**Work required**
Omit all images. Write out the rest of the material exactly.

**Data for the task**
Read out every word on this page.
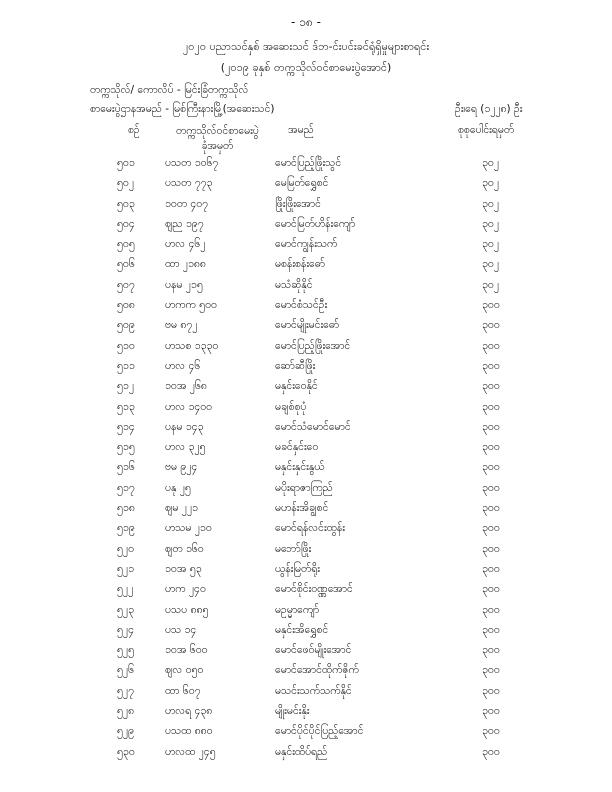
- ၁၈ -
၂၀၂၀ ပညာသင်နှစ် အဆေးသင် ဒ်ဘ-င်းပင်းခင်ရုံရှိမှုများစာရင်း
(၂၀၁၉ ခုနှစ် တက္ကသိုလ်ဝင်စာမေးပွဲအောင်)
တက္ကသိုလ်/ ကောလိပ် - မြင်းခြံတက္ကသိုလ်
စာမေးပွဲဌာနအမည် - မြစ်ကြီးနားမြို့(အဆေးသင်)	ဦး၊ရေ (၁၂၂၈) ဦး
စဉ်	တက္ကသိုလ်ဝင်စာမေးပွဲ
ခုံအမှတ်
အမည်	စုစုပေါင်းရမှတ်
၅၀၁	ပသတ ၁၀၆၇	မောင်ပြည့်ဖြိုးသွင်	၃၀၂
၅၀၂	ပသတ ၇၇၃	မေမြတ်ရွှေစင်	၃၀၂
၅၀၃	၁၀တ ၄၀၇	ဖြိုးဖြိုးအောင်	၃၀၂
၅၀၄	ဈည ၁၉၇	မောင်မြတ်ဟိန်းကျော်	၃၀၂
၅၀၅	ဟလ ၄၆၂	မောင်ကျွန်းသက်	၃၀၂
၅၀၆	ထာ ၂၁၈၈	မစန်းစန်းဓော်	၃၀၂
၅၀၇	ပနမ ၂၁၅	မသံဆိုနိုင်	၃၀၂
၅၀၈	ဟကက ၅၀၀	မောင်စံသင်ဦး	၃၀၀
၅၀၉	ဗမ ၈၇၂	မောင်မျိုးမင်းဓော်	၃၀၀
၅၁၀	ဟသစ ၁၃၃၀	မောင်ပြည့်ဖြိုးအောင်	၃၀၀
၅၁၁	ဟလ ၄၆	ဆော်ဆီဖြိုး	၃၀၀
၅၁၂	၁၀အ ၂၆၈	မနှင်းဝေနိုင်	၃၀၀
၅၁၃	ဟလ ၁၄၀၀	မချစ်စုပုံ	၃၀၀
၅၁၄	ပနမ ၁၄၃	မောင်သံမောင်မောင်	၃၀၀
၅၁၅	ဟလ ၃၂၅	မခင်နှင်းဝေ	၃၀၀
၅၁၆	ဗမ ၉၂၄	မနှင်းနှင်းနွယ်	၃၀၀
၅၁၇	ပနု ၂၅	မပိုးရာဇာကြည်	၃၀၀
၅၁၈	ဈမ ၂၂၁	မဟန်းအိချွစင်	၃၀၀
၅၁၉	ဟသမ ၂၁၀	မောင်ရန်လင်းထွန်း	၃၀၀
၅၂၀	ဈတ ၁၆၀	မဘော်ဖြိုး	၃၀၀
၅၂၁	၁၀အ ၅၃	ယွန်းမြတ်ရိုး	၃၀၀
၅၂၂	ဟက ၂၄၀	မောင်စိုင်းဝဏ္ဏအောင်	၃၀၀
၅၂၃	ပသပ ၈၈၅	မဥမ္မာကျော်	၃၀၀
၅၂၄	ပသ ၁၄	မနှင်းအိရွှေစင်	၃၀၀
၅၂၅	၁၀အ ၆၀၀	မောင်ဖေဝ်မျိုးအောင်	၃၀၀
၅၂၆	ဈလ ၀၅၀	မောင်အောင်ထိုက်ဇိုက်	၃၀၀
၅၂၇	ထာ ၆၀၇	မသင်းသက်သက်နိုင်	၃၀၀
၅၂၈	ဟလရ ၄၃၈	မျိုးမင်းနိုး	၃၀၀
၅၂၉	ပသထ ၈၈၀	မောင်ပိုင်ပိုင်ပြည့်အောင်	၃၀၀
၅၃၀	ဟလထ ၂၄၅	မနှင်းထိပ်ရည်	၃၀၀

**Correct response**
Read out every word on this page.
- ၁၈ -
၂၀၂၀ ပညာသင်နှစ် အဆေးသင် ဒ်ဘ-င်းပင်းခင်ရုံရှိမှုများစာရင်း
(၂၀၁၉ ခုနှစ် တက္ကသိုလ်ဝင်စာမေးပွဲအောင်)
တက္ကသိုလ်/ ကောလိပ် - မြင်းခြံတက္ကသိုလ်
စာမေးပွဲဌာနအမည် - မြစ်ကြီးနားမြို့(အဆေးသင်)	ဦး၊ရေ (၁၂၂၈) ဦး
စဉ်	တက္ကသိုလ်ဝင်စာမေးပွဲ
ခုံအမှတ်
အမည်	စုစုပေါင်းရမှတ်
၅၀၁	ပသတ ၁၀၆၇	မောင်ပြည့်ဖြိုးသွင်	၃၀၂
၅၀၂	ပသတ ၇၇၃	မေမြတ်ရွှေစင်	၃၀၂
၅၀၃	၁၀တ ၄၀၇	ဖြိုးဖြိုးအောင်	၃၀၂
၅၀၄	ဈည ၁၉၇	မောင်မြတ်ဟိန်းကျော်	၃၀၂
၅၀၅	ဟလ ၄၆၂	မောင်ကျွန်းသက်	၃၀၂
၅၀၆	ထာ ၂၁၈၈	မစန်းစန်းဓော်	၃၀၂
၅၀၇	ပနမ ၂၁၅	မသံဆိုနိုင်	၃၀၂
၅၀၈	ဟကက ၅၀၀	မောင်စံသင်ဦး	၃၀၀
၅၀၉	ဗမ ၈၇၂	မောင်မျိုးမင်းဓော်	၃၀၀
၅၁၀	ဟသစ ၁၃၃၀	မောင်ပြည့်ဖြိုးအောင်	၃၀၀
၅၁၁	ဟလ ၄၆	ဆော်ဆီဖြိုး	၃၀၀
၅၁၂	၁၀အ ၂၆၈	မနှင်းဝေနိုင်	၃၀၀
၅၁၃	ဟလ ၁၄၀၀	မချစ်စုပုံ	၃၀၀
၅၁၄	ပနမ ၁၄၃	မောင်သံမောင်မောင်	၃၀၀
၅၁၅	ဟလ ၃၂၅	မခင်နှင်းဝေ	၃၀၀
၅၁၆	ဗမ ၉၂၄	မနှင်းနှင်းနွယ်	၃၀၀
၅၁၇	ပနု ၂၅	မပိုးရာဇာကြည်	၃၀၀
၅၁၈	ဈမ ၂၂၁	မဟန်းအိချွစင်	၃၀၀
၅၁၉	ဟသမ ၂၁၀	မောင်ရန်လင်းထွန်း	၃၀၀
၅၂၀	ဈတ ၁၆၀	မဘော်ဖြိုး	၃၀၀
၅၂၁	၁၀အ ၅၃	ယွန်းမြတ်ရိုး	၃၀၀
၅၂၂	ဟက ၂၄၀	မောင်စိုင်းဝဏ္ဏအောင်	၃၀၀
၅၂၃	ပသပ ၈၈၅	မဥမ္မာကျော်	၃၀၀
၅၂၄	ပသ ၁၄	မနှင်းအိရွှေစင်	၃၀၀
၅၂၅	၁၀အ ၆၀၀	မောင်ဖေဝ်မျိုးအောင်	၃၀၀
၅၂၆	ဈလ ၀၅၀	မောင်အောင်ထိုက်ဇိုက်	၃၀၀
၅၂၇	ထာ ၆၀၇	မသင်းသက်သက်နိုင်	၃၀၀
၅၂၈	ဟလရ ၄၃၈	မျိုးမင်းနိုး	၃၀၀
၅၂၉	ပသထ ၈၈၀	မောင်ပိုင်ပိုင်ပြည့်အောင်	၃၀၀
၅၃၀	ဟလထ ၂၄၅	မနှင်းထိပ်ရည်	၃၀၀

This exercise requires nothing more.